▶ **WHAT THE EXERCISE ASKS**
Filter the records for lines holding the string "would".

-- START LISTED RECORDS --

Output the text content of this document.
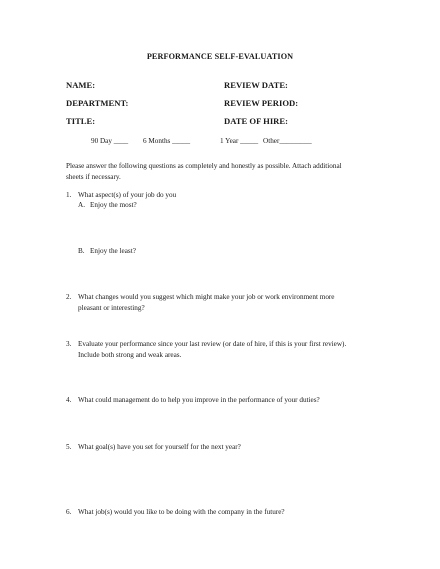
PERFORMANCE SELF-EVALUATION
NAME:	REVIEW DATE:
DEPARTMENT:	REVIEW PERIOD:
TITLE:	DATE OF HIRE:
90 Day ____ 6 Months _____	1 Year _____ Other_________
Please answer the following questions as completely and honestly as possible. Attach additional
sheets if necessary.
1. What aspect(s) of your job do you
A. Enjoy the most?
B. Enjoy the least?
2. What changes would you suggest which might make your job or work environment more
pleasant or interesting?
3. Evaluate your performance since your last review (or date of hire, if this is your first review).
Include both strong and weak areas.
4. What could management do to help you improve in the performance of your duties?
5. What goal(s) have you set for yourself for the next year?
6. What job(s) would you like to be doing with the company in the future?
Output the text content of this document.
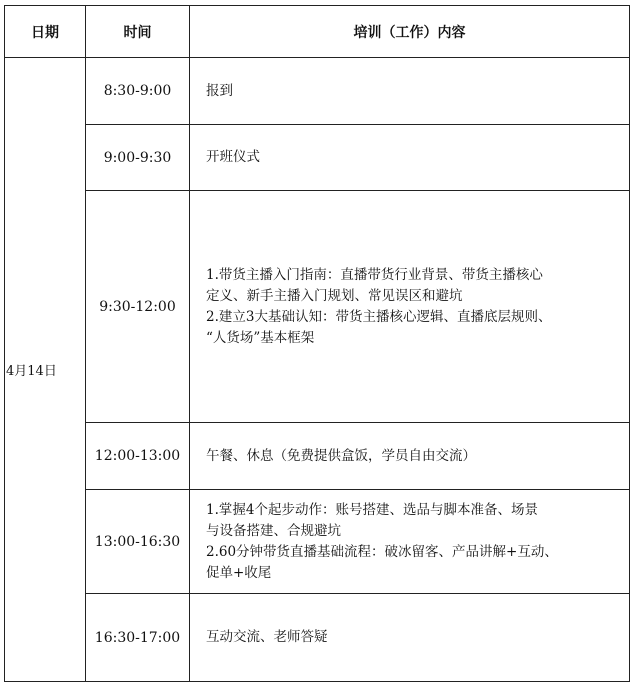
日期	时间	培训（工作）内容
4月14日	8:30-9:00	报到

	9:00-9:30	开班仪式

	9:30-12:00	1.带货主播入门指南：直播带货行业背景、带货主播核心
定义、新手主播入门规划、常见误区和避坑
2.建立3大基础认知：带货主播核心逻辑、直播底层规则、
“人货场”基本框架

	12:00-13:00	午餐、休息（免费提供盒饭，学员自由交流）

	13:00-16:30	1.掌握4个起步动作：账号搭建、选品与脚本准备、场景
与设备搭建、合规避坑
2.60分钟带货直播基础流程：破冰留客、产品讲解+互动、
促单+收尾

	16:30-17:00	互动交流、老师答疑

-- END LISTED RECORDS --
-- START LISTED RECORDS --

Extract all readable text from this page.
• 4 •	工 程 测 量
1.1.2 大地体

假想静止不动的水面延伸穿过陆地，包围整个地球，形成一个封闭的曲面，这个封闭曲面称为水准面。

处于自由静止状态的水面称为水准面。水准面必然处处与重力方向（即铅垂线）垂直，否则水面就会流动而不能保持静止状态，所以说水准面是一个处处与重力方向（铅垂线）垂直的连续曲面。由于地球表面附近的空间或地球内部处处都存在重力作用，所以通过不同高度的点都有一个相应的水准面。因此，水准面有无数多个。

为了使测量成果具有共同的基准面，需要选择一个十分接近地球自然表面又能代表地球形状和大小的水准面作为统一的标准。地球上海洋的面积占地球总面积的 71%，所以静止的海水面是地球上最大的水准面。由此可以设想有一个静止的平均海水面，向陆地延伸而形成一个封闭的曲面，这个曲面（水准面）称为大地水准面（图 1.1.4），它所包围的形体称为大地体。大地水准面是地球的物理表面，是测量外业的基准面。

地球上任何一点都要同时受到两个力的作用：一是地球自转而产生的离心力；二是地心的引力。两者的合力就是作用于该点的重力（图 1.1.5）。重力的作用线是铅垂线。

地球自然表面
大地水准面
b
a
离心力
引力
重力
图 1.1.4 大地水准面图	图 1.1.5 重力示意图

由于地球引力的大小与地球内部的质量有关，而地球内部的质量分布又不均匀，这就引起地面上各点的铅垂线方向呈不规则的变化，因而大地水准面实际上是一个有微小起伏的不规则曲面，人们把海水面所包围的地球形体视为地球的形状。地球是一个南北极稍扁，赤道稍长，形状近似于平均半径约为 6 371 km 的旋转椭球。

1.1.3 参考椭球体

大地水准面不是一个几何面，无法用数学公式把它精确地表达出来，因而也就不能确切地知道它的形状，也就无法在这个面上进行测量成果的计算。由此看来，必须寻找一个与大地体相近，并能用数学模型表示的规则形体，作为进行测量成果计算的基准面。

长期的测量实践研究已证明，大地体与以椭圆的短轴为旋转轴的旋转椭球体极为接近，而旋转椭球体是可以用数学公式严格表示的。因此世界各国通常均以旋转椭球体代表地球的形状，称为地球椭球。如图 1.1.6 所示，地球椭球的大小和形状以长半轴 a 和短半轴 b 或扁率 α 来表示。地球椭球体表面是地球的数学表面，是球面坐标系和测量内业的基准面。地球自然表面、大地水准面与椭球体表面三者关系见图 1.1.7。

-- END LISTED RECORDS --

▶ **WRITTEN REPLY**
2. What changes would you suggest which might make your job or work environment more
6. What job(s) would you like to be doing with the company in the future?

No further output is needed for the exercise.